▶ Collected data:
------

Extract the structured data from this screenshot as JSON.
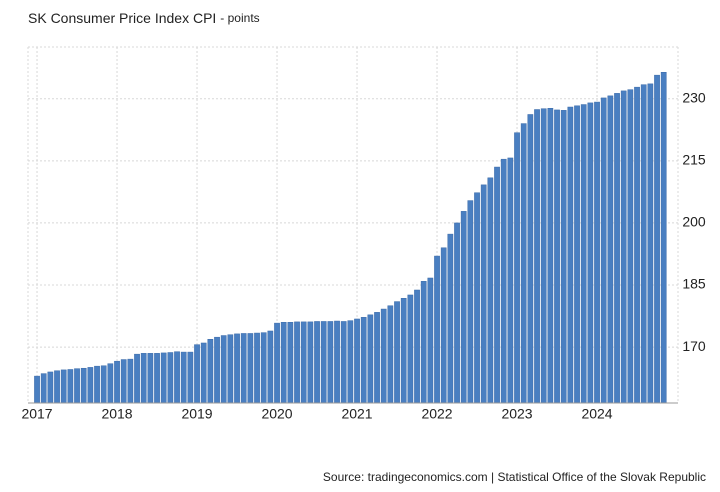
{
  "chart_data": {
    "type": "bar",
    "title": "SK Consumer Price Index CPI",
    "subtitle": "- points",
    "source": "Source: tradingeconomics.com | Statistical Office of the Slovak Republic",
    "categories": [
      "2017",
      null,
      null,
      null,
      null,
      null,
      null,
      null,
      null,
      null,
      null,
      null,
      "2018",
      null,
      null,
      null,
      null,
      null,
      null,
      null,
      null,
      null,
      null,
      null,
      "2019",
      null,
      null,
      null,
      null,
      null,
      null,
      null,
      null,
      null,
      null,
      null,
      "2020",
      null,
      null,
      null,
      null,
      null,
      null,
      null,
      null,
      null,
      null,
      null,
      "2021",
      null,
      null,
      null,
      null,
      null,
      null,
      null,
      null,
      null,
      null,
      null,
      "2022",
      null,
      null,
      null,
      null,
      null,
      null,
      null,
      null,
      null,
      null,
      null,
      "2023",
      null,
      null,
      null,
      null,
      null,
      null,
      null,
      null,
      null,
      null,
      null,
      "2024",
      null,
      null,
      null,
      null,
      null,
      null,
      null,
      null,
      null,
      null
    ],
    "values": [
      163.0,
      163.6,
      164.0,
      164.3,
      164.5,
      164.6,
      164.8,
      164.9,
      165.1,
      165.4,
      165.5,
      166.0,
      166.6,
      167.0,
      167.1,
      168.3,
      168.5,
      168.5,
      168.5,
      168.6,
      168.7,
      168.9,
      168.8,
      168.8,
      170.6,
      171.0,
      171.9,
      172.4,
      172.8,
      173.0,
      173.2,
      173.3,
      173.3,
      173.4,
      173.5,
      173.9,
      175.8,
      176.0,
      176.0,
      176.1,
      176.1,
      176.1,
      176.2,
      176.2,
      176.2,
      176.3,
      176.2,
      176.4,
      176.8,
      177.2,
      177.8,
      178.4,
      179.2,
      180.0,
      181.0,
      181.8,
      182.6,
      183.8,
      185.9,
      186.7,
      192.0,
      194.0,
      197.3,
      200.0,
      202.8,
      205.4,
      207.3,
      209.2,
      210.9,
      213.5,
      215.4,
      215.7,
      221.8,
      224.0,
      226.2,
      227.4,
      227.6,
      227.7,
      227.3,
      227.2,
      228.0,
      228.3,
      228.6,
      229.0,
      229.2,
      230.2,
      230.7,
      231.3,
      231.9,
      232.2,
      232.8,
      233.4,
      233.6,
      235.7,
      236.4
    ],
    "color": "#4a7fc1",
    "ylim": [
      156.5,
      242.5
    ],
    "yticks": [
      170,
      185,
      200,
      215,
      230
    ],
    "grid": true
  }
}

------

▶ Exercise prompt: Output each line exactly; omit every picture.

▶ Worked answer:
Extract the structured data from this screenshot as JSON.
{
  "chart_data": {
    "type": "bar",
    "title": "SK Consumer Price Index CPI",
    "subtitle": "- points",
    "source": "Source: tradingeconomics.com | Statistical Office of the Slovak Republic",
    "categories": [
      "2017",
      null,
      null,
      null,
      null,
      null,
      null,
      null,
      null,
      null,
      null,
      null,
      "2018",
      null,
      null,
      null,
      null,
      null,
      null,
      null,
      null,
      null,
      null,
      null,
      "2019",
      null,
      null,
      null,
      null,
      null,
      null,
      null,
      null,
      null,
      null,
      null,
      "2020",
      null,
      null,
      null,
      null,
      null,
      null,
      null,
      null,
      null,
      null,
      null,
      "2021",
      null,
      null,
      null,
      null,
      null,
      null,
      null,
      null,
      null,
      null,
      null,
      "2022",
      null,
      null,
      null,
      null,
      null,
      null,
      null,
      null,
      null,
      null,
      null,
      "2023",
      null,
      null,
      null,
      null,
      null,
      null,
      null,
      null,
      null,
      null,
      null,
      "2024",
      null,
      null,
      null,
      null,
      null,
      null,
      null,
      null,
      null,
      null
    ],
    "values": [
      163.0,
      163.6,
      164.0,
      164.3,
      164.5,
      164.6,
      164.8,
      164.9,
      165.1,
      165.4,
      165.5,
      166.0,
      166.6,
      167.0,
      167.1,
      168.3,
      168.5,
      168.5,
      168.5,
      168.6,
      168.7,
      168.9,
      168.8,
      168.8,
      170.6,
      171.0,
      171.9,
      172.4,
      172.8,
      173.0,
      173.2,
      173.3,
      173.3,
      173.4,
      173.5,
      173.9,
      175.8,
      176.0,
      176.0,
      176.1,
      176.1,
      176.1,
      176.2,
      176.2,
      176.2,
      176.3,
      176.2,
      176.4,
      176.8,
      177.2,
      177.8,
      178.4,
      179.2,
      180.0,
      181.0,
      181.8,
      182.6,
      183.8,
      185.9,
      186.7,
      192.0,
      194.0,
      197.3,
      200.0,
      202.8,
      205.4,
      207.3,
      209.2,
      210.9,
      213.5,
      215.4,
      215.7,
      221.8,
      224.0,
      226.2,
      227.4,
      227.6,
      227.7,
      227.3,
      227.2,
      228.0,
      228.3,
      228.6,
      229.0,
      229.2,
      230.2,
      230.7,
      231.3,
      231.9,
      232.2,
      232.8,
      233.4,
      233.6,
      235.7,
      236.4
    ],
    "color": "#4a7fc1",
    "ylim": [
      156.5,
      242.5
    ],
    "yticks": [
      170,
      185,
      200,
      215,
      230
    ],
    "grid": true
  }
}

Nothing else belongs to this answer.